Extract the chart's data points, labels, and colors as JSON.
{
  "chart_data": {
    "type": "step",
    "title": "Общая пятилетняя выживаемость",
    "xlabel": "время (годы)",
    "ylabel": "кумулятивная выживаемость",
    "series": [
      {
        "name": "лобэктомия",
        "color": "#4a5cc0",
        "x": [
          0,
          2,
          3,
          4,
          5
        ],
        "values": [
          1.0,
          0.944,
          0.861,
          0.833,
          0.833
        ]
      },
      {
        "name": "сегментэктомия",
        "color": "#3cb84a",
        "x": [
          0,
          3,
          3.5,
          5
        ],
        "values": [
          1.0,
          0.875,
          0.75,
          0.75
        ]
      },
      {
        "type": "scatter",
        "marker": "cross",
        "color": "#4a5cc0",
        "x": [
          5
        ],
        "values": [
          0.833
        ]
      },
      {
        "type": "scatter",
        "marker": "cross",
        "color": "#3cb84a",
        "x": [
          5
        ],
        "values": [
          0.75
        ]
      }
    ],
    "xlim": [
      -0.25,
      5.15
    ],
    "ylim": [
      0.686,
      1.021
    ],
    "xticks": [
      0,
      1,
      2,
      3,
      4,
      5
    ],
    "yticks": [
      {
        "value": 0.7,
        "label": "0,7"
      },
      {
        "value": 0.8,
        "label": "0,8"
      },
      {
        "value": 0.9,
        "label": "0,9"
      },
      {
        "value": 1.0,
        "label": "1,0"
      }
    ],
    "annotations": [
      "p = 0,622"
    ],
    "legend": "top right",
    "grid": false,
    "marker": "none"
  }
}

**REQUIRED TASK**
Go back to the listing above and please repeat it exactly.

**THE OUTPUT**
Extract the chart's data points, labels, and colors as JSON.
{
  "chart_data": {
    "type": "step",
    "title": "Общая пятилетняя выживаемость",
    "xlabel": "время (годы)",
    "ylabel": "кумулятивная выживаемость",
    "series": [
      {
        "name": "лобэктомия",
        "color": "#4a5cc0",
        "x": [
          0,
          2,
          3,
          4,
          5
        ],
        "values": [
          1.0,
          0.944,
          0.861,
          0.833,
          0.833
        ]
      },
      {
        "name": "сегментэктомия",
        "color": "#3cb84a",
        "x": [
          0,
          3,
          3.5,
          5
        ],
        "values": [
          1.0,
          0.875,
          0.75,
          0.75
        ]
      },
      {
        "type": "scatter",
        "marker": "cross",
        "color": "#4a5cc0",
        "x": [
          5
        ],
        "values": [
          0.833
        ]
      },
      {
        "type": "scatter",
        "marker": "cross",
        "color": "#3cb84a",
        "x": [
          5
        ],
        "values": [
          0.75
        ]
      }
    ],
    "xlim": [
      -0.25,
      5.15
    ],
    "ylim": [
      0.686,
      1.021
    ],
    "xticks": [
      0,
      1,
      2,
      3,
      4,
      5
    ],
    "yticks": [
      {
        "value": 0.7,
        "label": "0,7"
      },
      {
        "value": 0.8,
        "label": "0,8"
      },
      {
        "value": 0.9,
        "label": "0,9"
      },
      {
        "value": 1.0,
        "label": "1,0"
      }
    ],
    "annotations": [
      "p = 0,622"
    ],
    "legend": "top right",
    "grid": false,
    "marker": "none"
  }
}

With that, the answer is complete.